— Start Data supplied —

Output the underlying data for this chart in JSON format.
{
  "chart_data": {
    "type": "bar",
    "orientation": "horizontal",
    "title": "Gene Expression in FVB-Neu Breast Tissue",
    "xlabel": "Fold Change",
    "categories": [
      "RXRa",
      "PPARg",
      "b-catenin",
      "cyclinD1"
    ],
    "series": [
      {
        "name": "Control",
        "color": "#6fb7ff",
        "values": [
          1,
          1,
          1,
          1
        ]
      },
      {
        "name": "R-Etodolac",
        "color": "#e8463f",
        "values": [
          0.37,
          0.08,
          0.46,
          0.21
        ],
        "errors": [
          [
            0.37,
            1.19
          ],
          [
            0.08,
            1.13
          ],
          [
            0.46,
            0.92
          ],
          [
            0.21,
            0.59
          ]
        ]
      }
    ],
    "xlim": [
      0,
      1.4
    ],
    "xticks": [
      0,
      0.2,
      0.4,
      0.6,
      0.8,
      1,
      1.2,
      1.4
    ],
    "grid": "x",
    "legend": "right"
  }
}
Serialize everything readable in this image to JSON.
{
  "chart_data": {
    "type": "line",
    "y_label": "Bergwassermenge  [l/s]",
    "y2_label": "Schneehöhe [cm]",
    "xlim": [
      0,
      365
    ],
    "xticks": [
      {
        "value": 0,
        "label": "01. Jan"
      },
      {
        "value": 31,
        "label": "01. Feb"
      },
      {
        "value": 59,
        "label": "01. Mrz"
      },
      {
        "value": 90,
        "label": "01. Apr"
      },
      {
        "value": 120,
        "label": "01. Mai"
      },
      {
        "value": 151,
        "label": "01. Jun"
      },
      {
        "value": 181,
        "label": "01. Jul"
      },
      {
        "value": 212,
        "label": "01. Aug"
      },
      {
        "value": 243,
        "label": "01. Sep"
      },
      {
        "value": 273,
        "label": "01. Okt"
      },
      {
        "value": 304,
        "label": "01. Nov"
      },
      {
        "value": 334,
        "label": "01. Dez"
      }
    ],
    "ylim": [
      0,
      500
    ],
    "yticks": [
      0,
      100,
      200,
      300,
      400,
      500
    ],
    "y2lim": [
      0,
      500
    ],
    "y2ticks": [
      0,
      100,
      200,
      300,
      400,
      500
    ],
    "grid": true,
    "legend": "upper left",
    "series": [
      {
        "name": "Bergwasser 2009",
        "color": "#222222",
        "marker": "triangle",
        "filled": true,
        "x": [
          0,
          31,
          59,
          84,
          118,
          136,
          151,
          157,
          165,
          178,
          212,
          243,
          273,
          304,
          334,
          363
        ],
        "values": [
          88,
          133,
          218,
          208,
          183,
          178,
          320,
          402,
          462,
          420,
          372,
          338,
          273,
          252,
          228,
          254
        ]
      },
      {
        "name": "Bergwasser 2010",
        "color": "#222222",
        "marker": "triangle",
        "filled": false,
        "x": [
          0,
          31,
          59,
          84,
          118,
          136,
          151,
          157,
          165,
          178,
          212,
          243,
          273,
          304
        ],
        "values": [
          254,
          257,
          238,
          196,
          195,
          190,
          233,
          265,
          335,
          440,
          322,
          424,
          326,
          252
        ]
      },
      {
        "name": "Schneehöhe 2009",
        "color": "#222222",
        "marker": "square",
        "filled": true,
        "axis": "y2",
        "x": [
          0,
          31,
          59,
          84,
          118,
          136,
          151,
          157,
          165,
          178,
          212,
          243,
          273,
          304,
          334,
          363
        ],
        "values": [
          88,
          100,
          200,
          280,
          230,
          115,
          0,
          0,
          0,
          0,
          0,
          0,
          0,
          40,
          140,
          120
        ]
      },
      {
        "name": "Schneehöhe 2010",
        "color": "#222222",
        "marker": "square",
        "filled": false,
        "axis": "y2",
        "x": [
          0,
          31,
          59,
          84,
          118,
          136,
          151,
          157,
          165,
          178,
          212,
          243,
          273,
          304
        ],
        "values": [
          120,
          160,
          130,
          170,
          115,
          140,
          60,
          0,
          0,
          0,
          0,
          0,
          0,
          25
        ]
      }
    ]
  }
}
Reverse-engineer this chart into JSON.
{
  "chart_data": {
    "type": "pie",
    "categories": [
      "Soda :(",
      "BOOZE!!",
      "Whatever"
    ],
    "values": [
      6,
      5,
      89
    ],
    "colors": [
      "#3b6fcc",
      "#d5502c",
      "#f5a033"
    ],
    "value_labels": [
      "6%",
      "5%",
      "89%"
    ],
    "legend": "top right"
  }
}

— End Data supplied —

All entries shown above should be printed again exactly.

Completed task:
Output the underlying data for this chart in JSON format.
{
  "chart_data": {
    "type": "bar",
    "orientation": "horizontal",
    "title": "Gene Expression in FVB-Neu Breast Tissue",
    "xlabel": "Fold Change",
    "categories": [
      "RXRa",
      "PPARg",
      "b-catenin",
      "cyclinD1"
    ],
    "series": [
      {
        "name": "Control",
        "color": "#6fb7ff",
        "values": [
          1,
          1,
          1,
          1
        ]
      },
      {
        "name": "R-Etodolac",
        "color": "#e8463f",
        "values": [
          0.37,
          0.08,
          0.46,
          0.21
        ],
        "errors": [
          [
            0.37,
            1.19
          ],
          [
            0.08,
            1.13
          ],
          [
            0.46,
            0.92
          ],
          [
            0.21,
            0.59
          ]
        ]
      }
    ],
    "xlim": [
      0,
      1.4
    ],
    "xticks": [
      0,
      0.2,
      0.4,
      0.6,
      0.8,
      1,
      1.2,
      1.4
    ],
    "grid": "x",
    "legend": "right"
  }
}
Serialize everything readable in this image to JSON.
{
  "chart_data": {
    "type": "line",
    "y_label": "Bergwassermenge  [l/s]",
    "y2_label": "Schneehöhe [cm]",
    "xlim": [
      0,
      365
    ],
    "xticks": [
      {
        "value": 0,
        "label": "01. Jan"
      },
      {
        "value": 31,
        "label": "01. Feb"
      },
      {
        "value": 59,
        "label": "01. Mrz"
      },
      {
        "value": 90,
        "label": "01. Apr"
      },
      {
        "value": 120,
        "label": "01. Mai"
      },
      {
        "value": 151,
        "label": "01. Jun"
      },
      {
        "value": 181,
        "label": "01. Jul"
      },
      {
        "value": 212,
        "label": "01. Aug"
      },
      {
        "value": 243,
        "label": "01. Sep"
      },
      {
        "value": 273,
        "label": "01. Okt"
      },
      {
        "value": 304,
        "label": "01. Nov"
      },
      {
        "value": 334,
        "label": "01. Dez"
      }
    ],
    "ylim": [
      0,
      500
    ],
    "yticks": [
      0,
      100,
      200,
      300,
      400,
      500
    ],
    "y2lim": [
      0,
      500
    ],
    "y2ticks": [
      0,
      100,
      200,
      300,
      400,
      500
    ],
    "grid": true,
    "legend": "upper left",
    "series": [
      {
        "name": "Bergwasser 2009",
        "color": "#222222",
        "marker": "triangle",
        "filled": true,
        "x": [
          0,
          31,
          59,
          84,
          118,
          136,
          151,
          157,
          165,
          178,
          212,
          243,
          273,
          304,
          334,
          363
        ],
        "values": [
          88,
          133,
          218,
          208,
          183,
          178,
          320,
          402,
          462,
          420,
          372,
          338,
          273,
          252,
          228,
          254
        ]
      },
      {
        "name": "Bergwasser 2010",
        "color": "#222222",
        "marker": "triangle",
        "filled": false,
        "x": [
          0,
          31,
          59,
          84,
          118,
          136,
          151,
          157,
          165,
          178,
          212,
          243,
          273,
          304
        ],
        "values": [
          254,
          257,
          238,
          196,
          195,
          190,
          233,
          265,
          335,
          440,
          322,
          424,
          326,
          252
        ]
      },
      {
        "name": "Schneehöhe 2009",
        "color": "#222222",
        "marker": "square",
        "filled": true,
        "axis": "y2",
        "x": [
          0,
          31,
          59,
          84,
          118,
          136,
          151,
          157,
          165,
          178,
          212,
          243,
          273,
          304,
          334,
          363
        ],
        "values": [
          88,
          100,
          200,
          280,
          230,
          115,
          0,
          0,
          0,
          0,
          0,
          0,
          0,
          40,
          140,
          120
        ]
      },
      {
        "name": "Schneehöhe 2010",
        "color": "#222222",
        "marker": "square",
        "filled": false,
        "axis": "y2",
        "x": [
          0,
          31,
          59,
          84,
          118,
          136,
          151,
          157,
          165,
          178,
          212,
          243,
          273,
          304
        ],
        "values": [
          120,
          160,
          130,
          170,
          115,
          140,
          60,
          0,
          0,
          0,
          0,
          0,
          0,
          25
        ]
      }
    ]
  }
}
Reverse-engineer this chart into JSON.
{
  "chart_data": {
    "type": "pie",
    "categories": [
      "Soda :(",
      "BOOZE!!",
      "Whatever"
    ],
    "values": [
      6,
      5,
      89
    ],
    "colors": [
      "#3b6fcc",
      "#d5502c",
      "#f5a033"
    ],
    "value_labels": [
      "6%",
      "5%",
      "89%"
    ],
    "legend": "top right"
  }
}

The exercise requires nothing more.